#### DATA RECORDS
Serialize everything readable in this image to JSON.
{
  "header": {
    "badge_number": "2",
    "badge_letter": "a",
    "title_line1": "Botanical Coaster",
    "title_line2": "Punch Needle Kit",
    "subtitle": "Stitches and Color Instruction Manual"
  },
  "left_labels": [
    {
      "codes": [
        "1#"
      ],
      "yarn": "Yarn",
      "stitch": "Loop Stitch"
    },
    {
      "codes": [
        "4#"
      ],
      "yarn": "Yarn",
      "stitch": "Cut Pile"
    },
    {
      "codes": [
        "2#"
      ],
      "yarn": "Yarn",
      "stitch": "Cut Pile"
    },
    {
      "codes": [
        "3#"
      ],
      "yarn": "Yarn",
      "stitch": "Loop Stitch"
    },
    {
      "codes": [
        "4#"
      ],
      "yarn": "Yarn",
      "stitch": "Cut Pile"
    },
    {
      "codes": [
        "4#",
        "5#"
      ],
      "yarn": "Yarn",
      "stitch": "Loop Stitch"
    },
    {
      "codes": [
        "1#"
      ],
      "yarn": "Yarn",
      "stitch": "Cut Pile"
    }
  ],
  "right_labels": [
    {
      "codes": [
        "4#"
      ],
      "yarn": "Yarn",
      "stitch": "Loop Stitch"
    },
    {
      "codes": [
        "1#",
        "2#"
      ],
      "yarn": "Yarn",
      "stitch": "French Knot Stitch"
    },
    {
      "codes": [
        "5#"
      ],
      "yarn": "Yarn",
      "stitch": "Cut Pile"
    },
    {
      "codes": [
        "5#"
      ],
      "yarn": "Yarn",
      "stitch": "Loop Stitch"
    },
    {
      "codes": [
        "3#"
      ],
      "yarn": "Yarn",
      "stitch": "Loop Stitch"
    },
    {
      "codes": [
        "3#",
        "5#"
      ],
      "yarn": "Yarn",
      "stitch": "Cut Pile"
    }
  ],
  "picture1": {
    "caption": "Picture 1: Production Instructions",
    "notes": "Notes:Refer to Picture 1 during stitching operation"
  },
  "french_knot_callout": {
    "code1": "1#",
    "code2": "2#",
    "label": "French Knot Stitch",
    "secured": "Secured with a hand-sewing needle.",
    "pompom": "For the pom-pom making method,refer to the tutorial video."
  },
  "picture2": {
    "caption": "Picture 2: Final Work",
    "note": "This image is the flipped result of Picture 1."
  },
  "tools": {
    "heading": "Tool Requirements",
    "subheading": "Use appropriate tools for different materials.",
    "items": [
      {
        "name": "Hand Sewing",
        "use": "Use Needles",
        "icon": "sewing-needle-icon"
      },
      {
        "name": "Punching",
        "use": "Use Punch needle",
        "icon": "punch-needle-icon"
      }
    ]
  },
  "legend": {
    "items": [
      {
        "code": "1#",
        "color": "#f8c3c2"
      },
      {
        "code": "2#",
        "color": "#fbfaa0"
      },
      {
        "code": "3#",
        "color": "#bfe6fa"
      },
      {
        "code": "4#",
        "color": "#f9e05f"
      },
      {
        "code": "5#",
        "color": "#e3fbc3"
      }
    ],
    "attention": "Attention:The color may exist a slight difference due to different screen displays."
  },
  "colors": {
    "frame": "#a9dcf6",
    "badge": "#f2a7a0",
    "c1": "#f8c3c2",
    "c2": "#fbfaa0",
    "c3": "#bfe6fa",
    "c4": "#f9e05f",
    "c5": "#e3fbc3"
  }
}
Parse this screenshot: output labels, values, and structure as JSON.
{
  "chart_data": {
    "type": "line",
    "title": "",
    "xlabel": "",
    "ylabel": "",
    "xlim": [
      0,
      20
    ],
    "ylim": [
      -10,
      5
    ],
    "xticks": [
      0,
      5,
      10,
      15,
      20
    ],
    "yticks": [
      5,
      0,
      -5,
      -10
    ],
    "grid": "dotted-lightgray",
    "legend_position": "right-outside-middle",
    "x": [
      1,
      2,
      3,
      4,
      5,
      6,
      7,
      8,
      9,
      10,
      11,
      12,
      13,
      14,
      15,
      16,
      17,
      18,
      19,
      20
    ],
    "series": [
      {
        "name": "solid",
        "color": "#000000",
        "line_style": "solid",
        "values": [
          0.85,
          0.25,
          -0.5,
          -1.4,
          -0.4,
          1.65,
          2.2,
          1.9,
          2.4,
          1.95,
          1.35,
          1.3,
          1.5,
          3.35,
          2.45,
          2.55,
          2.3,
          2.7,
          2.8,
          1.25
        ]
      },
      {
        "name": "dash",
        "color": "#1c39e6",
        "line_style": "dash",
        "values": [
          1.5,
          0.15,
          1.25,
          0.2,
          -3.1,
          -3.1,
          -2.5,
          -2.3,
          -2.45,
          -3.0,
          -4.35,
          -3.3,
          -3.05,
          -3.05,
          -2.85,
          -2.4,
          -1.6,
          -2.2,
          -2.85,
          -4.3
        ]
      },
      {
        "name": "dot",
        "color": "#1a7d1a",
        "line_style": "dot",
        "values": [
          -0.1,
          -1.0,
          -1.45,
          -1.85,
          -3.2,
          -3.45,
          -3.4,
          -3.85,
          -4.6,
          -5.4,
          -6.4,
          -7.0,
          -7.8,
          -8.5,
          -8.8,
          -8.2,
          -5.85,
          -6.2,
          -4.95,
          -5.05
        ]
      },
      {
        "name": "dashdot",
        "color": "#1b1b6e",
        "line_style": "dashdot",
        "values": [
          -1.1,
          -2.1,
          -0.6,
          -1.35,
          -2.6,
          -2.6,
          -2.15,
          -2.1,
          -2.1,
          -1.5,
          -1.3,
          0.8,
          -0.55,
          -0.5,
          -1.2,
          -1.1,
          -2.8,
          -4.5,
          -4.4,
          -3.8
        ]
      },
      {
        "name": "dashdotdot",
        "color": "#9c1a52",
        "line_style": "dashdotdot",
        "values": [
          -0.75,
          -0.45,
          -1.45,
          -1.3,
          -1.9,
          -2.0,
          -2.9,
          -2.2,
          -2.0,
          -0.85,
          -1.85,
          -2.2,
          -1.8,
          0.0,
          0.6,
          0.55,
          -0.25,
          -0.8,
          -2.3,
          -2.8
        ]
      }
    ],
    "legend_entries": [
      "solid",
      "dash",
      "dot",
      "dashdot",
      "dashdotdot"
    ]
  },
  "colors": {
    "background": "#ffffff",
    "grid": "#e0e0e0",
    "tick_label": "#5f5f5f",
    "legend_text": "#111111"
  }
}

#### YOUR INSTRUCTIONS
Repeat the data verbatim.

#### EXERCISE ANSWER
Serialize everything readable in this image to JSON.
{
  "header": {
    "badge_number": "2",
    "badge_letter": "a",
    "title_line1": "Botanical Coaster",
    "title_line2": "Punch Needle Kit",
    "subtitle": "Stitches and Color Instruction Manual"
  },
  "left_labels": [
    {
      "codes": [
        "1#"
      ],
      "yarn": "Yarn",
      "stitch": "Loop Stitch"
    },
    {
      "codes": [
        "4#"
      ],
      "yarn": "Yarn",
      "stitch": "Cut Pile"
    },
    {
      "codes": [
        "2#"
      ],
      "yarn": "Yarn",
      "stitch": "Cut Pile"
    },
    {
      "codes": [
        "3#"
      ],
      "yarn": "Yarn",
      "stitch": "Loop Stitch"
    },
    {
      "codes": [
        "4#"
      ],
      "yarn": "Yarn",
      "stitch": "Cut Pile"
    },
    {
      "codes": [
        "4#",
        "5#"
      ],
      "yarn": "Yarn",
      "stitch": "Loop Stitch"
    },
    {
      "codes": [
        "1#"
      ],
      "yarn": "Yarn",
      "stitch": "Cut Pile"
    }
  ],
  "right_labels": [
    {
      "codes": [
        "4#"
      ],
      "yarn": "Yarn",
      "stitch": "Loop Stitch"
    },
    {
      "codes": [
        "1#",
        "2#"
      ],
      "yarn": "Yarn",
      "stitch": "French Knot Stitch"
    },
    {
      "codes": [
        "5#"
      ],
      "yarn": "Yarn",
      "stitch": "Cut Pile"
    },
    {
      "codes": [
        "5#"
      ],
      "yarn": "Yarn",
      "stitch": "Loop Stitch"
    },
    {
      "codes": [
        "3#"
      ],
      "yarn": "Yarn",
      "stitch": "Loop Stitch"
    },
    {
      "codes": [
        "3#",
        "5#"
      ],
      "yarn": "Yarn",
      "stitch": "Cut Pile"
    }
  ],
  "picture1": {
    "caption": "Picture 1: Production Instructions",
    "notes": "Notes:Refer to Picture 1 during stitching operation"
  },
  "french_knot_callout": {
    "code1": "1#",
    "code2": "2#",
    "label": "French Knot Stitch",
    "secured": "Secured with a hand-sewing needle.",
    "pompom": "For the pom-pom making method,refer to the tutorial video."
  },
  "picture2": {
    "caption": "Picture 2: Final Work",
    "note": "This image is the flipped result of Picture 1."
  },
  "tools": {
    "heading": "Tool Requirements",
    "subheading": "Use appropriate tools for different materials.",
    "items": [
      {
        "name": "Hand Sewing",
        "use": "Use Needles",
        "icon": "sewing-needle-icon"
      },
      {
        "name": "Punching",
        "use": "Use Punch needle",
        "icon": "punch-needle-icon"
      }
    ]
  },
  "legend": {
    "items": [
      {
        "code": "1#",
        "color": "#f8c3c2"
      },
      {
        "code": "2#",
        "color": "#fbfaa0"
      },
      {
        "code": "3#",
        "color": "#bfe6fa"
      },
      {
        "code": "4#",
        "color": "#f9e05f"
      },
      {
        "code": "5#",
        "color": "#e3fbc3"
      }
    ],
    "attention": "Attention:The color may exist a slight difference due to different screen displays."
  },
  "colors": {
    "frame": "#a9dcf6",
    "badge": "#f2a7a0",
    "c1": "#f8c3c2",
    "c2": "#fbfaa0",
    "c3": "#bfe6fa",
    "c4": "#f9e05f",
    "c5": "#e3fbc3"
  }
}
Parse this screenshot: output labels, values, and structure as JSON.
{
  "chart_data": {
    "type": "line",
    "title": "",
    "xlabel": "",
    "ylabel": "",
    "xlim": [
      0,
      20
    ],
    "ylim": [
      -10,
      5
    ],
    "xticks": [
      0,
      5,
      10,
      15,
      20
    ],
    "yticks": [
      5,
      0,
      -5,
      -10
    ],
    "grid": "dotted-lightgray",
    "legend_position": "right-outside-middle",
    "x": [
      1,
      2,
      3,
      4,
      5,
      6,
      7,
      8,
      9,
      10,
      11,
      12,
      13,
      14,
      15,
      16,
      17,
      18,
      19,
      20
    ],
    "series": [
      {
        "name": "solid",
        "color": "#000000",
        "line_style": "solid",
        "values": [
          0.85,
          0.25,
          -0.5,
          -1.4,
          -0.4,
          1.65,
          2.2,
          1.9,
          2.4,
          1.95,
          1.35,
          1.3,
          1.5,
          3.35,
          2.45,
          2.55,
          2.3,
          2.7,
          2.8,
          1.25
        ]
      },
      {
        "name": "dash",
        "color": "#1c39e6",
        "line_style": "dash",
        "values": [
          1.5,
          0.15,
          1.25,
          0.2,
          -3.1,
          -3.1,
          -2.5,
          -2.3,
          -2.45,
          -3.0,
          -4.35,
          -3.3,
          -3.05,
          -3.05,
          -2.85,
          -2.4,
          -1.6,
          -2.2,
          -2.85,
          -4.3
        ]
      },
      {
        "name": "dot",
        "color": "#1a7d1a",
        "line_style": "dot",
        "values": [
          -0.1,
          -1.0,
          -1.45,
          -1.85,
          -3.2,
          -3.45,
          -3.4,
          -3.85,
          -4.6,
          -5.4,
          -6.4,
          -7.0,
          -7.8,
          -8.5,
          -8.8,
          -8.2,
          -5.85,
          -6.2,
          -4.95,
          -5.05
        ]
      },
      {
        "name": "dashdot",
        "color": "#1b1b6e",
        "line_style": "dashdot",
        "values": [
          -1.1,
          -2.1,
          -0.6,
          -1.35,
          -2.6,
          -2.6,
          -2.15,
          -2.1,
          -2.1,
          -1.5,
          -1.3,
          0.8,
          -0.55,
          -0.5,
          -1.2,
          -1.1,
          -2.8,
          -4.5,
          -4.4,
          -3.8
        ]
      },
      {
        "name": "dashdotdot",
        "color": "#9c1a52",
        "line_style": "dashdotdot",
        "values": [
          -0.75,
          -0.45,
          -1.45,
          -1.3,
          -1.9,
          -2.0,
          -2.9,
          -2.2,
          -2.0,
          -0.85,
          -1.85,
          -2.2,
          -1.8,
          0.0,
          0.6,
          0.55,
          -0.25,
          -0.8,
          -2.3,
          -2.8
        ]
      }
    ],
    "legend_entries": [
      "solid",
      "dash",
      "dot",
      "dashdot",
      "dashdotdot"
    ]
  },
  "colors": {
    "background": "#ffffff",
    "grid": "#e0e0e0",
    "tick_label": "#5f5f5f",
    "legend_text": "#111111"
  }
}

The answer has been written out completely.